The remote control keypad layout 500 can include a slider 501 (also known as a “dimmer”) which can be used to adjust the power to all of the sockets (sliding to the top would be 100% power while sliding to the bottom would be 0% power). Instead of dimming all of the sockets collectively, in a further embodiment, the slider 501 can dim the sockets individually, for example by pressing a socket button (502, 503, 504, 505) first to control that socket.
The layout 500 can also include an “all on” button 509, which when pressed, powers all of the sockets. The layout 500 can also include an “all off” button 510, which when pressed, powers off all of the sockets. The buttons do not have to be held down, that is, one simple press/release is all that is needed to turn the sockets on/off.
The layout can also have individual socket buttons 502, 503, 504, 505, which control the individual sockets. For example, pressing each of these buttons would turn on/off its respective socket. Alternatively, pressing each of these buttons would then enable the slider 501 to dim that particular socket. Alternatively, when a user presses and holds one of the individual socket buttons 502, 503, 504, 505, then the slider 501 would dim the particular socket corresponding to the button being held, while when a user presses/releases one of the individual socket buttons then it would just turn the corresponding socket on/off. The sockets in the socket unit can be numbered in sequence from left to right (e.g., first socket, second socket, third socket, fourth socket etc.) which correspond to button 1 502, button 2 503, button 3 504, and button 4 505.
A “flash all” button 507, when pressed, flashes all of the sockets (temporarily removes power to all of them). A “flash sequence” button 508, initiates the sequential flash. A “learn” button 506 is used to program the remote control to mimic other remote controls (this would require the remote to also have a receiver in addition to a transmitter).

EXERCISE INSTRUCTIONS >>
1 - In the remote control text, what happens when the "flash all" button 507 is pressed?
2 - Please go on with the remote control text from the point where it stops.
The stored data is separate material from the remote control text.

Stored data
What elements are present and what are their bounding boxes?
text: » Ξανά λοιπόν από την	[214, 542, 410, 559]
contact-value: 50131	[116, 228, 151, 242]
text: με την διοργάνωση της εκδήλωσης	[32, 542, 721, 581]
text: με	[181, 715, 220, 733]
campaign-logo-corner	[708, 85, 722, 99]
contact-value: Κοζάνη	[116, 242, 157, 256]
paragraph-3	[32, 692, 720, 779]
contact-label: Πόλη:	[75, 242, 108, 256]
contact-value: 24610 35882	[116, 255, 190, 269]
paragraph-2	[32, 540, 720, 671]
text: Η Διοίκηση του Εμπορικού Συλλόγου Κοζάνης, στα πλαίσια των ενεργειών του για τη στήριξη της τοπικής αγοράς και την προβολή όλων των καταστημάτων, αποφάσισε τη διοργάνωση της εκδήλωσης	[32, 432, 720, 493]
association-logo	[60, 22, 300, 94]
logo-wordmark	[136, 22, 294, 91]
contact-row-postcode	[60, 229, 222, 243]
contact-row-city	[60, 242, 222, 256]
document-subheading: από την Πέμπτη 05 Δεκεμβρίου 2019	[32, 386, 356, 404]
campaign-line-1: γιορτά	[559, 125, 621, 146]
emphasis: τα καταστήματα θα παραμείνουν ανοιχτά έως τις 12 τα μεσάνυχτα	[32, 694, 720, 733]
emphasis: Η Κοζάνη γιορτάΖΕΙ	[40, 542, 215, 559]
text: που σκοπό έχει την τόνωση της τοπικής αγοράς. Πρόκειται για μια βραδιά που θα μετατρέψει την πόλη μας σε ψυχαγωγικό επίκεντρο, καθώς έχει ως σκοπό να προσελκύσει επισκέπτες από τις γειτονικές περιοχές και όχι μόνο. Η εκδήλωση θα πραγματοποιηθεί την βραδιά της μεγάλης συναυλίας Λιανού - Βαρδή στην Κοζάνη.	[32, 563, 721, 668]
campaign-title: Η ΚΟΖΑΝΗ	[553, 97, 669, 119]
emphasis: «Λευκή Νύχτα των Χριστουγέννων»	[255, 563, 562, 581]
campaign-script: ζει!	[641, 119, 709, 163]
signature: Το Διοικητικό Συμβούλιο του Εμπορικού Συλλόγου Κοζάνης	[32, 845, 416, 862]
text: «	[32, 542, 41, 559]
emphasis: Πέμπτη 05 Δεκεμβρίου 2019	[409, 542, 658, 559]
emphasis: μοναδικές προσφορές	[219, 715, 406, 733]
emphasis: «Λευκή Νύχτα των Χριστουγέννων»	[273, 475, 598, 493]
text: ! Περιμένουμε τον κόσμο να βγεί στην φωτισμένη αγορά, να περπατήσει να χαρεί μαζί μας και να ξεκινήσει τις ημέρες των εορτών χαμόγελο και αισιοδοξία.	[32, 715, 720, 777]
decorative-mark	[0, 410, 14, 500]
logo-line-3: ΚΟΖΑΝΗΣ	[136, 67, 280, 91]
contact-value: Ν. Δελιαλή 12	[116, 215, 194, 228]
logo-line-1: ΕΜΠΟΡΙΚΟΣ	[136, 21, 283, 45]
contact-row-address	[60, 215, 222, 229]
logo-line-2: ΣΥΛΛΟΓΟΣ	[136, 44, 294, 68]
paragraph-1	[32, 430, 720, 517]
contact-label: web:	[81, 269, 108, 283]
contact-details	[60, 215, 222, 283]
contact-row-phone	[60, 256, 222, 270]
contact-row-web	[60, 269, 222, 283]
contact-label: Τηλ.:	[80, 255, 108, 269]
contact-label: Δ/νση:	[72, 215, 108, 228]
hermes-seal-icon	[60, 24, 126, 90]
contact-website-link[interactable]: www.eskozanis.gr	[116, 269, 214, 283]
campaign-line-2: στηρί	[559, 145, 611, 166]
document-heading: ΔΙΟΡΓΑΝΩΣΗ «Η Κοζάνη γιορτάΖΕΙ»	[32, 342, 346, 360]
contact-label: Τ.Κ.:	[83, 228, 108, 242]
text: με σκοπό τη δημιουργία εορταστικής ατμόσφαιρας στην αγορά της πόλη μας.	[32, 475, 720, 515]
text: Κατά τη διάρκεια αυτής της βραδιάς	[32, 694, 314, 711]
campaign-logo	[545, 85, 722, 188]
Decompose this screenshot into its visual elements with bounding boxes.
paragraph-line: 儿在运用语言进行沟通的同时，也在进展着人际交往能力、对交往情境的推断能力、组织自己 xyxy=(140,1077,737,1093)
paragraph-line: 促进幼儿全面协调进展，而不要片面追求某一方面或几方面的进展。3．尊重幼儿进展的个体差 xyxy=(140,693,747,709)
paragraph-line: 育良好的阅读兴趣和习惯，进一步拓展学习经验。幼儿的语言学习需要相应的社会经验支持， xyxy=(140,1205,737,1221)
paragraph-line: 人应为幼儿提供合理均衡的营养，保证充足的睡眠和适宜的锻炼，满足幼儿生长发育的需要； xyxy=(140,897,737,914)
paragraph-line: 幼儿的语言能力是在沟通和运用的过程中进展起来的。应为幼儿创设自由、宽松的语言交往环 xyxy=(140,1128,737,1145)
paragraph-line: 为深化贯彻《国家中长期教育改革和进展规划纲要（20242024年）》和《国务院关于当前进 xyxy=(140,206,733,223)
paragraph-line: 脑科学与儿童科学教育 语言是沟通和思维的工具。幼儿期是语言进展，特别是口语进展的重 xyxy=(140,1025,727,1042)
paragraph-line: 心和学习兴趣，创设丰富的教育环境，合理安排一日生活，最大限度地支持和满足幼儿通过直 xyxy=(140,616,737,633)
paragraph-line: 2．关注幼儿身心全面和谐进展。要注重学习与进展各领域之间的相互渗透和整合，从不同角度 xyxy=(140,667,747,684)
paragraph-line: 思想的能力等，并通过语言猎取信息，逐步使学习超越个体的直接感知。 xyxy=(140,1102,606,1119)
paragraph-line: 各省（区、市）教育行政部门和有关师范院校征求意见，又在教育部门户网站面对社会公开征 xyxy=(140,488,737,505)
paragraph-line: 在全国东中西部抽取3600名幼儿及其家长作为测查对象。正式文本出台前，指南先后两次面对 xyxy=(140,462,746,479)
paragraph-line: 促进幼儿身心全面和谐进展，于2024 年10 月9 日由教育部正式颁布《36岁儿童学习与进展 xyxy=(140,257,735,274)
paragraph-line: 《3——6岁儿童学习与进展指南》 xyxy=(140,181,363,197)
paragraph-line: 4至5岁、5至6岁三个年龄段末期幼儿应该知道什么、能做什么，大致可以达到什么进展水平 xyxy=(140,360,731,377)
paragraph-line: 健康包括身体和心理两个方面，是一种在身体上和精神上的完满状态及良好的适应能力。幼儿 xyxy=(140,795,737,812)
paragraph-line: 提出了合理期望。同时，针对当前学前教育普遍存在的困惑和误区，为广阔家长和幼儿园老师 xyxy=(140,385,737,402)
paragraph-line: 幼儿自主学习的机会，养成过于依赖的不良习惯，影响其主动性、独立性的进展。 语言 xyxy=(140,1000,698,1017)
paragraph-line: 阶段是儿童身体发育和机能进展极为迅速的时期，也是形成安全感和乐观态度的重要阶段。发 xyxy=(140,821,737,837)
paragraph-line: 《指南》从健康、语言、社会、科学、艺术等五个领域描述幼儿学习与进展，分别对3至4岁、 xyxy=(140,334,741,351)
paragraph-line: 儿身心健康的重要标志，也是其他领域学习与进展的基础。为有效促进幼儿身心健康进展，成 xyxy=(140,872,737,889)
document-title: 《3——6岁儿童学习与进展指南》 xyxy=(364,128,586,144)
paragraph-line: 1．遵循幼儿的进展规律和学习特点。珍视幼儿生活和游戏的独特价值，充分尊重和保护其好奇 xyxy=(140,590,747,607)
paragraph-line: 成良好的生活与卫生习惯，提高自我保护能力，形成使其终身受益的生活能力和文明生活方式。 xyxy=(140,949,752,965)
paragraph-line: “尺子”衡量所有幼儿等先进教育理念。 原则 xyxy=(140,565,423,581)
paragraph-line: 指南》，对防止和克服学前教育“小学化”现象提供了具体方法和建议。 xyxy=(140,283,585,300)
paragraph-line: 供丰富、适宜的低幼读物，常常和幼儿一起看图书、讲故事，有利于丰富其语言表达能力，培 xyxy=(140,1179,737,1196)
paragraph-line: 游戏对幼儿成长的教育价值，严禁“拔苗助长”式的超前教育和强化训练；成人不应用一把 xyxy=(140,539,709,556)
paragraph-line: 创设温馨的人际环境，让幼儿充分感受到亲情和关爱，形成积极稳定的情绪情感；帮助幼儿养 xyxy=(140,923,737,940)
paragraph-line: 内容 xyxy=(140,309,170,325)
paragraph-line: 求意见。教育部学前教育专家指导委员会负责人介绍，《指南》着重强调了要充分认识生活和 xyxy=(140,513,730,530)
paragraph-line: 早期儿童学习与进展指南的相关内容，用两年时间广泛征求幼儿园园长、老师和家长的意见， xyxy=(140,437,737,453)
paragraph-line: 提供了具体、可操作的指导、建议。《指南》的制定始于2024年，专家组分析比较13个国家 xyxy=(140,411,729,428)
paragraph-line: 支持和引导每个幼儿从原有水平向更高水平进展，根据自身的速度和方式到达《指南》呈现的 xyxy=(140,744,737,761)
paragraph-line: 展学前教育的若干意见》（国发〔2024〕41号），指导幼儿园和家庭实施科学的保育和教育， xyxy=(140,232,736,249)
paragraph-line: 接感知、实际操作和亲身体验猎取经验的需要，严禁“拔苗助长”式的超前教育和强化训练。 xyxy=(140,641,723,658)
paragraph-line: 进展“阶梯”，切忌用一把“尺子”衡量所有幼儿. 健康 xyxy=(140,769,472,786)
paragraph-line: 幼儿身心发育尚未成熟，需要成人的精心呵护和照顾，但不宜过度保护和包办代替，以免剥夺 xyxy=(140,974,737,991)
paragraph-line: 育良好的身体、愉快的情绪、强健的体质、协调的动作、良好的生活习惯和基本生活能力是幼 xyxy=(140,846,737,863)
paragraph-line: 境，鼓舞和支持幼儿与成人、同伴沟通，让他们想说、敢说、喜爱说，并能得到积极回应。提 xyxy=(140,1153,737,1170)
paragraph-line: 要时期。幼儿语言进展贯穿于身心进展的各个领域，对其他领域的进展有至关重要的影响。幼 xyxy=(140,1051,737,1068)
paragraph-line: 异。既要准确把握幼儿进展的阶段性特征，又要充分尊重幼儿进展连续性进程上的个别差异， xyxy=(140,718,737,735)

FINAL RESULTS >>
1 - It flashes all of the sockets, temporarily removing power to all of them.

2 -
A socket unit 600 shows the components of what controls the individual sockets 609, 610, 611, 612 (and can be physical located in unit 108 from
A remote control circuit 620 is illustrated which comprises the internal components of the remote control 100. A processing unit 621 is connected to a keypad 622 in order to receive key presses pressed by the user, and can perform any feature of the remote control. The processing unit 621 can be connected to a ROM 623 (which can store instructions to control the processing unit 621 to implement any feature) and a RAM 624 (which can store temporary data). The processing unit 621 can also be connected to a wireless transmitter 625 which is used to transmit instructions (e.g., those pressed on the keypad 622) wirelessly which would then be read by the wireless receiver/decoder 602. Of course the wireless transmitter 625 and the wireless receiver/decoder 602 should be on the same frequency and use the same protocol in order for the socket unit 600 to be able to understand instructions from the remote control circuit 620. Also present is a power supply (not pictured). The processing unit 621 can also implement the learn operation. The processing unit 621 can be configured to transmit the position of the slider 501 whenever the position changes.
The method can begin with operation 700, which receives a sequential flash instruction. The instructions would be wirelessly received by the socket unit 600 which would have been transmitted by the remote control circuit 620 in the remote control. Of course the remote control is not physically connected to the socket unit 600 and the communication is made “through the air.” The instruction would be identified as a sequential flash instruction by the processing unit 601 which would initiate and implement this sequence.
From operation 700, the method proceeds to operation 700, which sets variable S equal to 1. “S” is used as a variable herein to represent a particular socket being powered, although of course the processor 601 would not necessarily use this nomenclature.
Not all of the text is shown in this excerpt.